Dataset items:
━━━━━━━━
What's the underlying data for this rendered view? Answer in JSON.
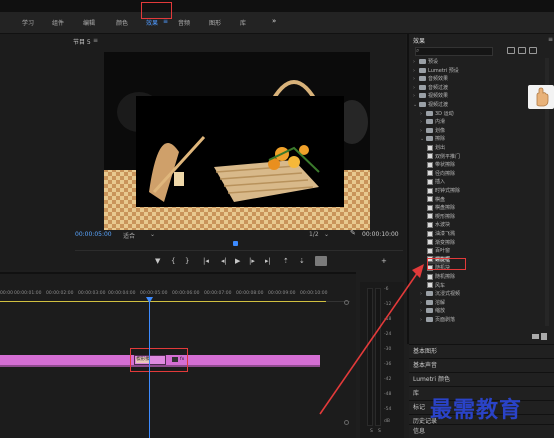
{
  "workspace_tabs": [
    "学习",
    "组件",
    "编辑",
    "颜色",
    "效果",
    "音频",
    "图形",
    "库"
  ],
  "workspace_active": "效果",
  "workspace_more": "»",
  "program": {
    "title": "节目 5",
    "menu": "≡",
    "timecode_left": "00:00:05:00",
    "fit": "适合",
    "ratio": "1/2",
    "timecode_right": "00:00:10:00"
  },
  "transport_icons": [
    "marker-icon",
    "in-point-icon",
    "out-point-icon",
    "go-in-icon",
    "step-back-icon",
    "play-icon",
    "step-forward-icon",
    "go-out-icon",
    "lift-icon",
    "extract-icon",
    "camera-icon",
    "export-icon"
  ],
  "timeline": {
    "ticks": [
      "00:00",
      "00:00:01:00",
      "00:00:02:00",
      "00:00:03:00",
      "00:00:04:00",
      "00:00:05:00",
      "00:00:06:00",
      "00:00:07:00",
      "00:00:08:00",
      "00:00:09:00",
      "00:00:10:00"
    ],
    "transition_label": "楔形擦",
    "clip_label": "fx"
  },
  "meters": {
    "db_scale": [
      "-6",
      "-12",
      "-18",
      "-24",
      "-30",
      "-36",
      "-42",
      "-48",
      "-54",
      "dB"
    ],
    "channels": [
      "S",
      "S"
    ]
  },
  "effects_panel": {
    "title": "效果",
    "menu": "≡",
    "rows": [
      {
        "label": "预设",
        "indent": 0,
        "kind": "folder",
        "arrow": "›"
      },
      {
        "label": "Lumetri 预设",
        "indent": 0,
        "kind": "folder",
        "arrow": "›"
      },
      {
        "label": "音频效果",
        "indent": 0,
        "kind": "folder",
        "arrow": "›"
      },
      {
        "label": "音频过渡",
        "indent": 0,
        "kind": "folder",
        "arrow": "›"
      },
      {
        "label": "视频效果",
        "indent": 0,
        "kind": "folder",
        "arrow": "›"
      },
      {
        "label": "视频过渡",
        "indent": 0,
        "kind": "folder",
        "arrow": "⌄"
      },
      {
        "label": "3D 运动",
        "indent": 1,
        "kind": "folder",
        "arrow": "›"
      },
      {
        "label": "内滑",
        "indent": 1,
        "kind": "folder",
        "arrow": "›"
      },
      {
        "label": "划像",
        "indent": 1,
        "kind": "folder",
        "arrow": "›"
      },
      {
        "label": "擦除",
        "indent": 1,
        "kind": "folder",
        "arrow": "⌄"
      },
      {
        "label": "划出",
        "indent": 2,
        "kind": "fx"
      },
      {
        "label": "双侧平推门",
        "indent": 2,
        "kind": "fx"
      },
      {
        "label": "带状擦除",
        "indent": 2,
        "kind": "fx"
      },
      {
        "label": "径向擦除",
        "indent": 2,
        "kind": "fx"
      },
      {
        "label": "插入",
        "indent": 2,
        "kind": "fx"
      },
      {
        "label": "时钟式擦除",
        "indent": 2,
        "kind": "fx"
      },
      {
        "label": "棋盘",
        "indent": 2,
        "kind": "fx"
      },
      {
        "label": "棋盘擦除",
        "indent": 2,
        "kind": "fx"
      },
      {
        "label": "楔形擦除",
        "indent": 2,
        "kind": "fx"
      },
      {
        "label": "水波块",
        "indent": 2,
        "kind": "fx"
      },
      {
        "label": "油漆飞溅",
        "indent": 2,
        "kind": "fx"
      },
      {
        "label": "渐变擦除",
        "indent": 2,
        "kind": "fx"
      },
      {
        "label": "百叶窗",
        "indent": 2,
        "kind": "fx"
      },
      {
        "label": "螺旋框",
        "indent": 2,
        "kind": "fx",
        "selected": true
      },
      {
        "label": "随机块",
        "indent": 2,
        "kind": "fx"
      },
      {
        "label": "随机擦除",
        "indent": 2,
        "kind": "fx"
      },
      {
        "label": "风车",
        "indent": 2,
        "kind": "fx"
      },
      {
        "label": "沉浸式视频",
        "indent": 1,
        "kind": "folder",
        "arrow": "›"
      },
      {
        "label": "溶解",
        "indent": 1,
        "kind": "folder",
        "arrow": "›"
      },
      {
        "label": "缩放",
        "indent": 1,
        "kind": "folder",
        "arrow": "›"
      },
      {
        "label": "页面剥落",
        "indent": 1,
        "kind": "folder",
        "arrow": "›"
      }
    ]
  },
  "lower_panels": [
    "基本图形",
    "基本声音",
    "Lumetri 颜色",
    "库",
    "标记",
    "历史记录",
    "信息"
  ],
  "watermark": "最需教育",
  "colors": {
    "accent_blue": "#3d8bff",
    "highlight_red": "#e23a3a",
    "clip_pink": "#d46ed3",
    "watermark_blue": "#2a43c8"
  }
}
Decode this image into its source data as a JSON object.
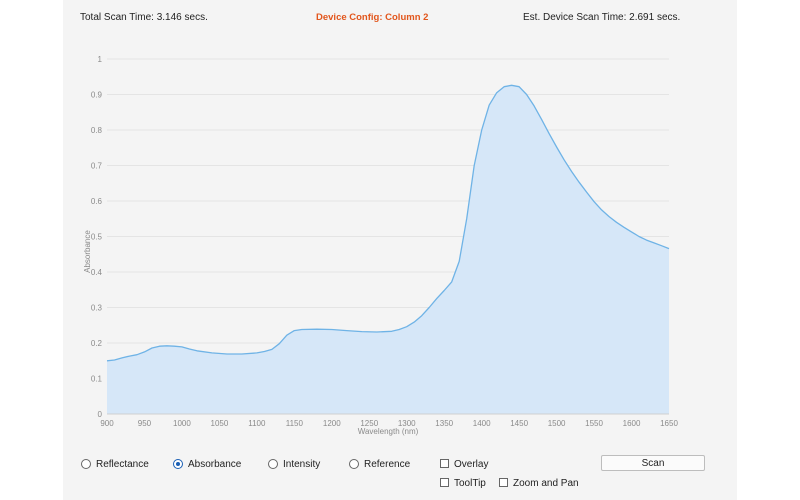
{
  "header": {
    "total_scan_time": "Total Scan Time: 3.146 secs.",
    "device_config": "Device Config: Column 2",
    "est_device_scan_time": "Est. Device Scan Time: 2.691 secs."
  },
  "colors": {
    "accent": "#e2561c",
    "fill": "#d6e7f8",
    "line": "#6fb3e6",
    "radio_selected": "#1a5fb4"
  },
  "chart_data": {
    "type": "area",
    "xlabel": "Wavelength (nm)",
    "ylabel": "Absorbance",
    "xlim": [
      900,
      1650
    ],
    "ylim": [
      0,
      1
    ],
    "x_ticks": [
      900,
      950,
      1000,
      1050,
      1100,
      1150,
      1200,
      1250,
      1300,
      1350,
      1400,
      1450,
      1500,
      1550,
      1600,
      1650
    ],
    "y_ticks": [
      0,
      0.1,
      0.2,
      0.3,
      0.4,
      0.5,
      0.6,
      0.7,
      0.8,
      0.9,
      1
    ],
    "y_tick_labels": [
      "0",
      "0.1",
      "0.2",
      "0.3",
      "0.4",
      "0.5",
      "0.6",
      "0.7",
      "0.8",
      "0.9",
      "1"
    ],
    "grid": "horizontal",
    "x": [
      900,
      910,
      920,
      930,
      940,
      950,
      960,
      970,
      980,
      990,
      1000,
      1010,
      1020,
      1040,
      1060,
      1080,
      1100,
      1110,
      1120,
      1130,
      1140,
      1150,
      1160,
      1180,
      1200,
      1220,
      1240,
      1260,
      1280,
      1290,
      1300,
      1310,
      1320,
      1330,
      1340,
      1350,
      1360,
      1370,
      1380,
      1390,
      1400,
      1410,
      1420,
      1430,
      1440,
      1450,
      1460,
      1470,
      1480,
      1490,
      1500,
      1510,
      1520,
      1530,
      1540,
      1550,
      1560,
      1570,
      1580,
      1590,
      1600,
      1610,
      1620,
      1630,
      1640,
      1650
    ],
    "y": [
      0.15,
      0.152,
      0.158,
      0.163,
      0.167,
      0.175,
      0.186,
      0.191,
      0.192,
      0.191,
      0.189,
      0.183,
      0.178,
      0.172,
      0.169,
      0.169,
      0.172,
      0.176,
      0.182,
      0.198,
      0.222,
      0.235,
      0.238,
      0.239,
      0.238,
      0.235,
      0.232,
      0.231,
      0.233,
      0.238,
      0.246,
      0.259,
      0.277,
      0.3,
      0.325,
      0.348,
      0.372,
      0.43,
      0.55,
      0.7,
      0.8,
      0.87,
      0.905,
      0.922,
      0.926,
      0.922,
      0.9,
      0.868,
      0.83,
      0.79,
      0.752,
      0.716,
      0.683,
      0.653,
      0.625,
      0.598,
      0.575,
      0.556,
      0.54,
      0.526,
      0.513,
      0.5,
      0.49,
      0.482,
      0.474,
      0.466
    ]
  },
  "controls": {
    "radios": [
      {
        "label": "Reflectance",
        "selected": false
      },
      {
        "label": "Absorbance",
        "selected": true
      },
      {
        "label": "Intensity",
        "selected": false
      },
      {
        "label": "Reference",
        "selected": false
      }
    ],
    "checkboxes": [
      {
        "label": "Overlay",
        "checked": false
      },
      {
        "label": "ToolTip",
        "checked": false
      },
      {
        "label": "Zoom and Pan",
        "checked": false
      }
    ],
    "scan_label": "Scan"
  }
}
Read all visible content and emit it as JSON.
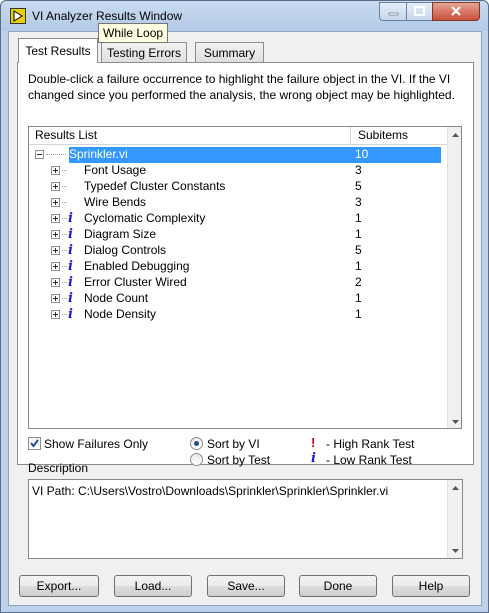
{
  "window": {
    "title": "VI Analyzer Results Window",
    "tooltip": "While Loop"
  },
  "tabs": [
    {
      "label": "Test Results",
      "active": true
    },
    {
      "label": "Testing Errors",
      "active": false
    },
    {
      "label": "Summary",
      "active": false
    }
  ],
  "instructions": "Double-click a failure occurrence to highlight the failure object in the VI.  If the VI changed since you performed the analysis, the wrong object may be highlighted.",
  "results": {
    "columns": [
      "Results List",
      "Subitems"
    ],
    "root": {
      "name": "Sprinkler.vi",
      "count": "10"
    },
    "items": [
      {
        "name": "Font Usage",
        "count": "3",
        "icon": ""
      },
      {
        "name": "Typedef Cluster Constants",
        "count": "5",
        "icon": ""
      },
      {
        "name": "Wire Bends",
        "count": "3",
        "icon": ""
      },
      {
        "name": "Cyclomatic Complexity",
        "count": "1",
        "icon": "i"
      },
      {
        "name": "Diagram Size",
        "count": "1",
        "icon": "i"
      },
      {
        "name": "Dialog Controls",
        "count": "5",
        "icon": "i"
      },
      {
        "name": "Enabled Debugging",
        "count": "1",
        "icon": "i"
      },
      {
        "name": "Error Cluster Wired",
        "count": "2",
        "icon": "i"
      },
      {
        "name": "Node Count",
        "count": "1",
        "icon": "i"
      },
      {
        "name": "Node Density",
        "count": "1",
        "icon": "i"
      }
    ]
  },
  "options": {
    "show_failures_only": "Show Failures Only",
    "sort_by_vi": "Sort by VI",
    "sort_by_test": "Sort by Test",
    "high_rank_icon": "!",
    "high_rank": "- High Rank Test",
    "low_rank_icon": "i",
    "low_rank": "- Low Rank Test"
  },
  "description": {
    "label": "Description",
    "text": "VI Path: C:\\Users\\Vostro\\Downloads\\Sprinkler\\Sprinkler\\Sprinkler.vi"
  },
  "buttons": {
    "export": "Export...",
    "load": "Load...",
    "save": "Save...",
    "done": "Done",
    "help": "Help"
  },
  "colors": {
    "selection": "#3399ff",
    "low_rank": "#1b1bc8",
    "high_rank": "#d40000"
  }
}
━━━━━━━━
# Exercise directions
Identify the lines above that contain the word "Cluster", then copy them.

# Written solution
        "name": "Typedef Cluster Constants",
        "name": "Error Cluster Wired",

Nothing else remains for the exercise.